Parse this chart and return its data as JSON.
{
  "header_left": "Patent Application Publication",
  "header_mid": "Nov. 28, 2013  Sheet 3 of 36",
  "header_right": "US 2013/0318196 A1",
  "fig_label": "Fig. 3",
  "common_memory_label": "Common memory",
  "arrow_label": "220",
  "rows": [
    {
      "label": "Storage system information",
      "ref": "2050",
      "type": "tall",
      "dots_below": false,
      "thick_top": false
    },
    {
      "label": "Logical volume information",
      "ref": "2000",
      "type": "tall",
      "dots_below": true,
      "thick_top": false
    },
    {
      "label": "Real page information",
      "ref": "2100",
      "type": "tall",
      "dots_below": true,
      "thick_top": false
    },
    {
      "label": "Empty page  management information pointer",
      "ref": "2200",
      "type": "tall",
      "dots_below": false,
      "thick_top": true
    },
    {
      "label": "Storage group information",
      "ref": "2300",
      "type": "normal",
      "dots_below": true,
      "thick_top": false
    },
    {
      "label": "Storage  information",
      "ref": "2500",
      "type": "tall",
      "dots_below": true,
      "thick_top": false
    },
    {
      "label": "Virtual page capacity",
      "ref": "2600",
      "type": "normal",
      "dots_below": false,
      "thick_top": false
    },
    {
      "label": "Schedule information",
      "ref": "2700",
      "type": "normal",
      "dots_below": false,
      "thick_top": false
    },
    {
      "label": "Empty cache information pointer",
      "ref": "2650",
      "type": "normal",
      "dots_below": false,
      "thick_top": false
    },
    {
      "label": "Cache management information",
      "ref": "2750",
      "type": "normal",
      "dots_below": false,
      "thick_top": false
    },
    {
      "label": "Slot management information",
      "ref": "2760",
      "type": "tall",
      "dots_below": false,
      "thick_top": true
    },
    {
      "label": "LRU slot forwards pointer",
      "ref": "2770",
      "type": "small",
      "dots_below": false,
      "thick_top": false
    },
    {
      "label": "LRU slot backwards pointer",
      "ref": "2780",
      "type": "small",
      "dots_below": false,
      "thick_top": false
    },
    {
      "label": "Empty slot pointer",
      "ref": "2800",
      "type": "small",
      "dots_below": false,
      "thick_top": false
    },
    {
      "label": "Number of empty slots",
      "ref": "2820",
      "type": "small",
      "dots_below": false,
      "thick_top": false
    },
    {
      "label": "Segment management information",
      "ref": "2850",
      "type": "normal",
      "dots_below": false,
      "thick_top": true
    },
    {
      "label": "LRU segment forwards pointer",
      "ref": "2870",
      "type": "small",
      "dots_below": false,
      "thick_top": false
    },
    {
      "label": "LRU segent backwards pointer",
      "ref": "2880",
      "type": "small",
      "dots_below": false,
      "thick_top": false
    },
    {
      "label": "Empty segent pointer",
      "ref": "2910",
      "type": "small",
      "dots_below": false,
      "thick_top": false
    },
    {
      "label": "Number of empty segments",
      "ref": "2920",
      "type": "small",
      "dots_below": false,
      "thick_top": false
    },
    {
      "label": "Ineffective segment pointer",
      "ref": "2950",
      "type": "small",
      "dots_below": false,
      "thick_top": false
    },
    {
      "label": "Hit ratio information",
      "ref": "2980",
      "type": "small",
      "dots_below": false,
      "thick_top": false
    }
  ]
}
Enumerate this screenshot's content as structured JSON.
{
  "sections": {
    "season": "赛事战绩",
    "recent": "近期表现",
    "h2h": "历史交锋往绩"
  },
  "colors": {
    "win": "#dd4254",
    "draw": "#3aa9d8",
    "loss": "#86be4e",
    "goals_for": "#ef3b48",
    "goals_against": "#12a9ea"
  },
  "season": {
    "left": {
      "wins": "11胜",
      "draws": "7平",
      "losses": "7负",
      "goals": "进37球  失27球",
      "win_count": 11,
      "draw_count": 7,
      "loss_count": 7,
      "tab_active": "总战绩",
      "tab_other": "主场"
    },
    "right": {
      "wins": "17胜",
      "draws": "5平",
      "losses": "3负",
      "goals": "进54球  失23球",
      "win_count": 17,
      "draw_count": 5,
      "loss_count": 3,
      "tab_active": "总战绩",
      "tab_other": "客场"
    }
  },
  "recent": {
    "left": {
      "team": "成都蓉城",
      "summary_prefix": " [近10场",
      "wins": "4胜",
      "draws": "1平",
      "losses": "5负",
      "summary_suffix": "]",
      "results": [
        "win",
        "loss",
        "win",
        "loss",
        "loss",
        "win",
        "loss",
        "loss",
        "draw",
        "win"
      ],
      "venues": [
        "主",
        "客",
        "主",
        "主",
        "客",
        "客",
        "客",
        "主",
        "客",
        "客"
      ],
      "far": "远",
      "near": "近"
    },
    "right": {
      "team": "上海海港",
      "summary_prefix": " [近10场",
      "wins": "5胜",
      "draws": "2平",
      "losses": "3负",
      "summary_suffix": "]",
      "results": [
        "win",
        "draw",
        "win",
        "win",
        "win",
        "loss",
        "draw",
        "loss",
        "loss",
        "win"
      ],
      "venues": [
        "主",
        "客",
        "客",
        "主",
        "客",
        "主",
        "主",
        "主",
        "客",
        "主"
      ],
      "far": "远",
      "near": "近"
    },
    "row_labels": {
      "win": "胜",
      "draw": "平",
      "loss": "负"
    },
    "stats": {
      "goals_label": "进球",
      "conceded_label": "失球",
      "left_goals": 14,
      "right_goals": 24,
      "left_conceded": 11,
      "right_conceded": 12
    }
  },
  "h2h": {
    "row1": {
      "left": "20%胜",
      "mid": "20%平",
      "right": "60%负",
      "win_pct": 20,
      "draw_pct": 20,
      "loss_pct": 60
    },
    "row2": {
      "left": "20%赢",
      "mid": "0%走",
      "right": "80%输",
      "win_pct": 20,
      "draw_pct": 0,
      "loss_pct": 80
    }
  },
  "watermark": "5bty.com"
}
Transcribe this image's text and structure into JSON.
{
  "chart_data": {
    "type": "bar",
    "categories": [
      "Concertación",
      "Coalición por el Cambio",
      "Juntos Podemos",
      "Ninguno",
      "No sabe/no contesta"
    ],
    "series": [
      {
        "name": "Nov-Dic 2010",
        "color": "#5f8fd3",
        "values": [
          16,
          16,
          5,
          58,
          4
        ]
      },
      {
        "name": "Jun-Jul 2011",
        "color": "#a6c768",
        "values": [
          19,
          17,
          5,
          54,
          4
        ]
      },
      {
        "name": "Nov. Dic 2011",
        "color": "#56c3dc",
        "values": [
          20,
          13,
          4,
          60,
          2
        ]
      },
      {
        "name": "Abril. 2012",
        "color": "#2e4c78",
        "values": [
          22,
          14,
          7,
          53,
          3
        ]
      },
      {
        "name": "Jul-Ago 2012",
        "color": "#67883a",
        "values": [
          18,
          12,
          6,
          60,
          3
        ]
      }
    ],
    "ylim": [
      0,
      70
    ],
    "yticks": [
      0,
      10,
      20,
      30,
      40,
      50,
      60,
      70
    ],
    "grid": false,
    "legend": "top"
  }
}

### TASK DETAILS
Repeat each record exactly. Omit nothing.

### THE REPLY
Parse this chart and return its data as JSON.
{
  "header_left": "Patent Application Publication",
  "header_mid": "Nov. 28, 2013  Sheet 3 of 36",
  "header_right": "US 2013/0318196 A1",
  "fig_label": "Fig. 3",
  "common_memory_label": "Common memory",
  "arrow_label": "220",
  "rows": [
    {
      "label": "Storage system information",
      "ref": "2050",
      "type": "tall",
      "dots_below": false,
      "thick_top": false
    },
    {
      "label": "Logical volume information",
      "ref": "2000",
      "type": "tall",
      "dots_below": true,
      "thick_top": false
    },
    {
      "label": "Real page information",
      "ref": "2100",
      "type": "tall",
      "dots_below": true,
      "thick_top": false
    },
    {
      "label": "Empty page  management information pointer",
      "ref": "2200",
      "type": "tall",
      "dots_below": false,
      "thick_top": true
    },
    {
      "label": "Storage group information",
      "ref": "2300",
      "type": "normal",
      "dots_below": true,
      "thick_top": false
    },
    {
      "label": "Storage  information",
      "ref": "2500",
      "type": "tall",
      "dots_below": true,
      "thick_top": false
    },
    {
      "label": "Virtual page capacity",
      "ref": "2600",
      "type": "normal",
      "dots_below": false,
      "thick_top": false
    },
    {
      "label": "Schedule information",
      "ref": "2700",
      "type": "normal",
      "dots_below": false,
      "thick_top": false
    },
    {
      "label": "Empty cache information pointer",
      "ref": "2650",
      "type": "normal",
      "dots_below": false,
      "thick_top": false
    },
    {
      "label": "Cache management information",
      "ref": "2750",
      "type": "normal",
      "dots_below": false,
      "thick_top": false
    },
    {
      "label": "Slot management information",
      "ref": "2760",
      "type": "tall",
      "dots_below": false,
      "thick_top": true
    },
    {
      "label": "LRU slot forwards pointer",
      "ref": "2770",
      "type": "small",
      "dots_below": false,
      "thick_top": false
    },
    {
      "label": "LRU slot backwards pointer",
      "ref": "2780",
      "type": "small",
      "dots_below": false,
      "thick_top": false
    },
    {
      "label": "Empty slot pointer",
      "ref": "2800",
      "type": "small",
      "dots_below": false,
      "thick_top": false
    },
    {
      "label": "Number of empty slots",
      "ref": "2820",
      "type": "small",
      "dots_below": false,
      "thick_top": false
    },
    {
      "label": "Segment management information",
      "ref": "2850",
      "type": "normal",
      "dots_below": false,
      "thick_top": true
    },
    {
      "label": "LRU segment forwards pointer",
      "ref": "2870",
      "type": "small",
      "dots_below": false,
      "thick_top": false
    },
    {
      "label": "LRU segent backwards pointer",
      "ref": "2880",
      "type": "small",
      "dots_below": false,
      "thick_top": false
    },
    {
      "label": "Empty segent pointer",
      "ref": "2910",
      "type": "small",
      "dots_below": false,
      "thick_top": false
    },
    {
      "label": "Number of empty segments",
      "ref": "2920",
      "type": "small",
      "dots_below": false,
      "thick_top": false
    },
    {
      "label": "Ineffective segment pointer",
      "ref": "2950",
      "type": "small",
      "dots_below": false,
      "thick_top": false
    },
    {
      "label": "Hit ratio information",
      "ref": "2980",
      "type": "small",
      "dots_below": false,
      "thick_top": false
    }
  ]
}
Enumerate this screenshot's content as structured JSON.
{
  "sections": {
    "season": "赛事战绩",
    "recent": "近期表现",
    "h2h": "历史交锋往绩"
  },
  "colors": {
    "win": "#dd4254",
    "draw": "#3aa9d8",
    "loss": "#86be4e",
    "goals_for": "#ef3b48",
    "goals_against": "#12a9ea"
  },
  "season": {
    "left": {
      "wins": "11胜",
      "draws": "7平",
      "losses": "7负",
      "goals": "进37球  失27球",
      "win_count": 11,
      "draw_count": 7,
      "loss_count": 7,
      "tab_active": "总战绩",
      "tab_other": "主场"
    },
    "right": {
      "wins": "17胜",
      "draws": "5平",
      "losses": "3负",
      "goals": "进54球  失23球",
      "win_count": 17,
      "draw_count": 5,
      "loss_count": 3,
      "tab_active": "总战绩",
      "tab_other": "客场"
    }
  },
  "recent": {
    "left": {
      "team": "成都蓉城",
      "summary_prefix": " [近10场",
      "wins": "4胜",
      "draws": "1平",
      "losses": "5负",
      "summary_suffix": "]",
      "results": [
        "win",
        "loss",
        "win",
        "loss",
        "loss",
        "win",
        "loss",
        "loss",
        "draw",
        "win"
      ],
      "venues": [
        "主",
        "客",
        "主",
        "主",
        "客",
        "客",
        "客",
        "主",
        "客",
        "客"
      ],
      "far": "远",
      "near": "近"
    },
    "right": {
      "team": "上海海港",
      "summary_prefix": " [近10场",
      "wins": "5胜",
      "draws": "2平",
      "losses": "3负",
      "summary_suffix": "]",
      "results": [
        "win",
        "draw",
        "win",
        "win",
        "win",
        "loss",
        "draw",
        "loss",
        "loss",
        "win"
      ],
      "venues": [
        "主",
        "客",
        "客",
        "主",
        "客",
        "主",
        "主",
        "主",
        "客",
        "主"
      ],
      "far": "远",
      "near": "近"
    },
    "row_labels": {
      "win": "胜",
      "draw": "平",
      "loss": "负"
    },
    "stats": {
      "goals_label": "进球",
      "conceded_label": "失球",
      "left_goals": 14,
      "right_goals": 24,
      "left_conceded": 11,
      "right_conceded": 12
    }
  },
  "h2h": {
    "row1": {
      "left": "20%胜",
      "mid": "20%平",
      "right": "60%负",
      "win_pct": 20,
      "draw_pct": 20,
      "loss_pct": 60
    },
    "row2": {
      "left": "20%赢",
      "mid": "0%走",
      "right": "80%输",
      "win_pct": 20,
      "draw_pct": 0,
      "loss_pct": 80
    }
  },
  "watermark": "5bty.com"
}
Transcribe this image's text and structure into JSON.
{
  "chart_data": {
    "type": "bar",
    "categories": [
      "Concertación",
      "Coalición por el Cambio",
      "Juntos Podemos",
      "Ninguno",
      "No sabe/no contesta"
    ],
    "series": [
      {
        "name": "Nov-Dic 2010",
        "color": "#5f8fd3",
        "values": [
          16,
          16,
          5,
          58,
          4
        ]
      },
      {
        "name": "Jun-Jul 2011",
        "color": "#a6c768",
        "values": [
          19,
          17,
          5,
          54,
          4
        ]
      },
      {
        "name": "Nov. Dic 2011",
        "color": "#56c3dc",
        "values": [
          20,
          13,
          4,
          60,
          2
        ]
      },
      {
        "name": "Abril. 2012",
        "color": "#2e4c78",
        "values": [
          22,
          14,
          7,
          53,
          3
        ]
      },
      {
        "name": "Jul-Ago 2012",
        "color": "#67883a",
        "values": [
          18,
          12,
          6,
          60,
          3
        ]
      }
    ],
    "ylim": [
      0,
      70
    ],
    "yticks": [
      0,
      10,
      20,
      30,
      40,
      50,
      60,
      70
    ],
    "grid": false,
    "legend": "top"
  }
}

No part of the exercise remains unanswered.